## PROBLEM TO SOLVE
Reproduce all of the records exactly.
○ ○ ○ ○ ○ ○ ○
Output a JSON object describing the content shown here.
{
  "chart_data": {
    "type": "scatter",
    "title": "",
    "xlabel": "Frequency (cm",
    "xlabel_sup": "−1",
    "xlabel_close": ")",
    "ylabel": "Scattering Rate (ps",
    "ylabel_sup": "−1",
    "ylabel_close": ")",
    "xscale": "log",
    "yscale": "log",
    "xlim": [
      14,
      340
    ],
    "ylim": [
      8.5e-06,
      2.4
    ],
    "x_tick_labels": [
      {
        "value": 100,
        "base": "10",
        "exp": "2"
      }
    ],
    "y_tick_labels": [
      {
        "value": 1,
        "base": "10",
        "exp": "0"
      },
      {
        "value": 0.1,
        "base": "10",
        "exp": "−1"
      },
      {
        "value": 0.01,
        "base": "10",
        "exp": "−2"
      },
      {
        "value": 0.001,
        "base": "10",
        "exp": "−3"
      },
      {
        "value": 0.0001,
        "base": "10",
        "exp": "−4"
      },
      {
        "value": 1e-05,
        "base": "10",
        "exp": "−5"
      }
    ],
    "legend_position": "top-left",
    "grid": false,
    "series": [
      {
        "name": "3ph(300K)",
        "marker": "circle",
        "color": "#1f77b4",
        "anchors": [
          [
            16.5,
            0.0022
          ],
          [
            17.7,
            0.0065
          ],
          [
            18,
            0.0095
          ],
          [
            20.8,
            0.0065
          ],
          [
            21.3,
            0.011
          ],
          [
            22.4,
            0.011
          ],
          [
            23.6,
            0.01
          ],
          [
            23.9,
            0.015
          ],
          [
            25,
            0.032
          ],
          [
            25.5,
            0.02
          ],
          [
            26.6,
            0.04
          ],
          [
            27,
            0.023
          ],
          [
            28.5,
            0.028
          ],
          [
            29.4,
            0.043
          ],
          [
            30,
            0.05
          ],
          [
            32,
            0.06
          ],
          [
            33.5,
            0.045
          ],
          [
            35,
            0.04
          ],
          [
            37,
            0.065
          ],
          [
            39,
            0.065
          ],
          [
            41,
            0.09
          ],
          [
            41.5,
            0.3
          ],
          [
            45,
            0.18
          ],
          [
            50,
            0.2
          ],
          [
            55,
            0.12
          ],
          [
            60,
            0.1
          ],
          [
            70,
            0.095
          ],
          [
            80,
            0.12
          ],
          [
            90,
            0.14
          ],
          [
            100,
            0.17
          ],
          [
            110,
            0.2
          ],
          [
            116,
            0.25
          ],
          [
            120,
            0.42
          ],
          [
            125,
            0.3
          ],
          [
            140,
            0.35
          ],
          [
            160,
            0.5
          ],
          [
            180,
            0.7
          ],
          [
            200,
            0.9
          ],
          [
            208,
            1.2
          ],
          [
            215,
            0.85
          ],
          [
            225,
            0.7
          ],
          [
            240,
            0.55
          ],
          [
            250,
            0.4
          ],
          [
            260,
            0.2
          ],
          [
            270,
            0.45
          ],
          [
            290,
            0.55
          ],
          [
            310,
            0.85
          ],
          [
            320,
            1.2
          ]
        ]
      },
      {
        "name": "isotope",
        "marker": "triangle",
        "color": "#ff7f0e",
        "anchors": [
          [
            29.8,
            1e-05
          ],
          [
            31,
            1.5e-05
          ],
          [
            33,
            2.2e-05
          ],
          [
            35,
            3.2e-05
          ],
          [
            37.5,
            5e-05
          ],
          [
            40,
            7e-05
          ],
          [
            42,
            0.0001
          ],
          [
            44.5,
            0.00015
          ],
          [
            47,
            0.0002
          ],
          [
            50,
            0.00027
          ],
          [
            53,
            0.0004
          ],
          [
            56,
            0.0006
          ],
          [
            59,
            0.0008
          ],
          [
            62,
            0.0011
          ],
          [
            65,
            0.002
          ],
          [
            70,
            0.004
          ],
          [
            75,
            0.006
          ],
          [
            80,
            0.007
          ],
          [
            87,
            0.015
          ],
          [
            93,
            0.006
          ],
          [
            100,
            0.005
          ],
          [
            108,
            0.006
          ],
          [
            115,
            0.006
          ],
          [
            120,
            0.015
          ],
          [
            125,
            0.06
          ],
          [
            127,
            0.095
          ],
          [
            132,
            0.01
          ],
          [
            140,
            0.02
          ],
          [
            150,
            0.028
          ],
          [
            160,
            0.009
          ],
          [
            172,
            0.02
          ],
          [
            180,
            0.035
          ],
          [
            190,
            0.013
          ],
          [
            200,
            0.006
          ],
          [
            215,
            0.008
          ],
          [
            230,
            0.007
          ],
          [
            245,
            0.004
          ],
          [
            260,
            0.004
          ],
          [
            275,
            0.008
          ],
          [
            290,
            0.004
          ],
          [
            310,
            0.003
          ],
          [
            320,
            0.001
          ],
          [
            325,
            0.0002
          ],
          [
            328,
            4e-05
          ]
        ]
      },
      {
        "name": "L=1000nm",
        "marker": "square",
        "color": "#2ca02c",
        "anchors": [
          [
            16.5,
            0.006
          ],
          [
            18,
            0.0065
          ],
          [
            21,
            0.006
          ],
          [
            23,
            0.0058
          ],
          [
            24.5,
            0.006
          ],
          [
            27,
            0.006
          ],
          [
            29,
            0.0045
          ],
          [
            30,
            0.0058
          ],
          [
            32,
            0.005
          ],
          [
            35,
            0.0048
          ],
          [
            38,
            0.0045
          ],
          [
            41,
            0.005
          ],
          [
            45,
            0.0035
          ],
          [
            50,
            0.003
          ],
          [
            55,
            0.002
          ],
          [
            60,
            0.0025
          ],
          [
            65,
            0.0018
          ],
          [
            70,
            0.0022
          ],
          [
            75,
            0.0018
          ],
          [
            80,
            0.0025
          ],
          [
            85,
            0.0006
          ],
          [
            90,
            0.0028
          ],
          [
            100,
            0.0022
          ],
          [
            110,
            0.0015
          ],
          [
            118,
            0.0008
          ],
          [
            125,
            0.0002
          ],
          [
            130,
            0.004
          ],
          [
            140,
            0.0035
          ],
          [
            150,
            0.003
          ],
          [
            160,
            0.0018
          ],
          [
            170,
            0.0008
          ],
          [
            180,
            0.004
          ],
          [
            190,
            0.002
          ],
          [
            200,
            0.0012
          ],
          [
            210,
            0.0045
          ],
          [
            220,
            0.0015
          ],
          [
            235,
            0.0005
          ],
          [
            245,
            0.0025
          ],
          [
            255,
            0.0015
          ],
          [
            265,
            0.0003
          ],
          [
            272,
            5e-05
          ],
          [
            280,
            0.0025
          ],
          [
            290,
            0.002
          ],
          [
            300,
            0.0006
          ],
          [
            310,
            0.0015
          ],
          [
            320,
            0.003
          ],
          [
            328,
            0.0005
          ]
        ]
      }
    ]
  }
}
○ ○ ○ ○ ○ ○ ○
## RIGHT ANSWER
Output a JSON object describing the content shown here.
{
  "chart_data": {
    "type": "scatter",
    "title": "",
    "xlabel": "Frequency (cm",
    "xlabel_sup": "−1",
    "xlabel_close": ")",
    "ylabel": "Scattering Rate (ps",
    "ylabel_sup": "−1",
    "ylabel_close": ")",
    "xscale": "log",
    "yscale": "log",
    "xlim": [
      14,
      340
    ],
    "ylim": [
      8.5e-06,
      2.4
    ],
    "x_tick_labels": [
      {
        "value": 100,
        "base": "10",
        "exp": "2"
      }
    ],
    "y_tick_labels": [
      {
        "value": 1,
        "base": "10",
        "exp": "0"
      },
      {
        "value": 0.1,
        "base": "10",
        "exp": "−1"
      },
      {
        "value": 0.01,
        "base": "10",
        "exp": "−2"
      },
      {
        "value": 0.001,
        "base": "10",
        "exp": "−3"
      },
      {
        "value": 0.0001,
        "base": "10",
        "exp": "−4"
      },
      {
        "value": 1e-05,
        "base": "10",
        "exp": "−5"
      }
    ],
    "legend_position": "top-left",
    "grid": false,
    "series": [
      {
        "name": "3ph(300K)",
        "marker": "circle",
        "color": "#1f77b4",
        "anchors": [
          [
            16.5,
            0.0022
          ],
          [
            17.7,
            0.0065
          ],
          [
            18,
            0.0095
          ],
          [
            20.8,
            0.0065
          ],
          [
            21.3,
            0.011
          ],
          [
            22.4,
            0.011
          ],
          [
            23.6,
            0.01
          ],
          [
            23.9,
            0.015
          ],
          [
            25,
            0.032
          ],
          [
            25.5,
            0.02
          ],
          [
            26.6,
            0.04
          ],
          [
            27,
            0.023
          ],
          [
            28.5,
            0.028
          ],
          [
            29.4,
            0.043
          ],
          [
            30,
            0.05
          ],
          [
            32,
            0.06
          ],
          [
            33.5,
            0.045
          ],
          [
            35,
            0.04
          ],
          [
            37,
            0.065
          ],
          [
            39,
            0.065
          ],
          [
            41,
            0.09
          ],
          [
            41.5,
            0.3
          ],
          [
            45,
            0.18
          ],
          [
            50,
            0.2
          ],
          [
            55,
            0.12
          ],
          [
            60,
            0.1
          ],
          [
            70,
            0.095
          ],
          [
            80,
            0.12
          ],
          [
            90,
            0.14
          ],
          [
            100,
            0.17
          ],
          [
            110,
            0.2
          ],
          [
            116,
            0.25
          ],
          [
            120,
            0.42
          ],
          [
            125,
            0.3
          ],
          [
            140,
            0.35
          ],
          [
            160,
            0.5
          ],
          [
            180,
            0.7
          ],
          [
            200,
            0.9
          ],
          [
            208,
            1.2
          ],
          [
            215,
            0.85
          ],
          [
            225,
            0.7
          ],
          [
            240,
            0.55
          ],
          [
            250,
            0.4
          ],
          [
            260,
            0.2
          ],
          [
            270,
            0.45
          ],
          [
            290,
            0.55
          ],
          [
            310,
            0.85
          ],
          [
            320,
            1.2
          ]
        ]
      },
      {
        "name": "isotope",
        "marker": "triangle",
        "color": "#ff7f0e",
        "anchors": [
          [
            29.8,
            1e-05
          ],
          [
            31,
            1.5e-05
          ],
          [
            33,
            2.2e-05
          ],
          [
            35,
            3.2e-05
          ],
          [
            37.5,
            5e-05
          ],
          [
            40,
            7e-05
          ],
          [
            42,
            0.0001
          ],
          [
            44.5,
            0.00015
          ],
          [
            47,
            0.0002
          ],
          [
            50,
            0.00027
          ],
          [
            53,
            0.0004
          ],
          [
            56,
            0.0006
          ],
          [
            59,
            0.0008
          ],
          [
            62,
            0.0011
          ],
          [
            65,
            0.002
          ],
          [
            70,
            0.004
          ],
          [
            75,
            0.006
          ],
          [
            80,
            0.007
          ],
          [
            87,
            0.015
          ],
          [
            93,
            0.006
          ],
          [
            100,
            0.005
          ],
          [
            108,
            0.006
          ],
          [
            115,
            0.006
          ],
          [
            120,
            0.015
          ],
          [
            125,
            0.06
          ],
          [
            127,
            0.095
          ],
          [
            132,
            0.01
          ],
          [
            140,
            0.02
          ],
          [
            150,
            0.028
          ],
          [
            160,
            0.009
          ],
          [
            172,
            0.02
          ],
          [
            180,
            0.035
          ],
          [
            190,
            0.013
          ],
          [
            200,
            0.006
          ],
          [
            215,
            0.008
          ],
          [
            230,
            0.007
          ],
          [
            245,
            0.004
          ],
          [
            260,
            0.004
          ],
          [
            275,
            0.008
          ],
          [
            290,
            0.004
          ],
          [
            310,
            0.003
          ],
          [
            320,
            0.001
          ],
          [
            325,
            0.0002
          ],
          [
            328,
            4e-05
          ]
        ]
      },
      {
        "name": "L=1000nm",
        "marker": "square",
        "color": "#2ca02c",
        "anchors": [
          [
            16.5,
            0.006
          ],
          [
            18,
            0.0065
          ],
          [
            21,
            0.006
          ],
          [
            23,
            0.0058
          ],
          [
            24.5,
            0.006
          ],
          [
            27,
            0.006
          ],
          [
            29,
            0.0045
          ],
          [
            30,
            0.0058
          ],
          [
            32,
            0.005
          ],
          [
            35,
            0.0048
          ],
          [
            38,
            0.0045
          ],
          [
            41,
            0.005
          ],
          [
            45,
            0.0035
          ],
          [
            50,
            0.003
          ],
          [
            55,
            0.002
          ],
          [
            60,
            0.0025
          ],
          [
            65,
            0.0018
          ],
          [
            70,
            0.0022
          ],
          [
            75,
            0.0018
          ],
          [
            80,
            0.0025
          ],
          [
            85,
            0.0006
          ],
          [
            90,
            0.0028
          ],
          [
            100,
            0.0022
          ],
          [
            110,
            0.0015
          ],
          [
            118,
            0.0008
          ],
          [
            125,
            0.0002
          ],
          [
            130,
            0.004
          ],
          [
            140,
            0.0035
          ],
          [
            150,
            0.003
          ],
          [
            160,
            0.0018
          ],
          [
            170,
            0.0008
          ],
          [
            180,
            0.004
          ],
          [
            190,
            0.002
          ],
          [
            200,
            0.0012
          ],
          [
            210,
            0.0045
          ],
          [
            220,
            0.0015
          ],
          [
            235,
            0.0005
          ],
          [
            245,
            0.0025
          ],
          [
            255,
            0.0015
          ],
          [
            265,
            0.0003
          ],
          [
            272,
            5e-05
          ],
          [
            280,
            0.0025
          ],
          [
            290,
            0.002
          ],
          [
            300,
            0.0006
          ],
          [
            310,
            0.0015
          ],
          [
            320,
            0.003
          ],
          [
            328,
            0.0005
          ]
        ]
      }
    ]
  }
}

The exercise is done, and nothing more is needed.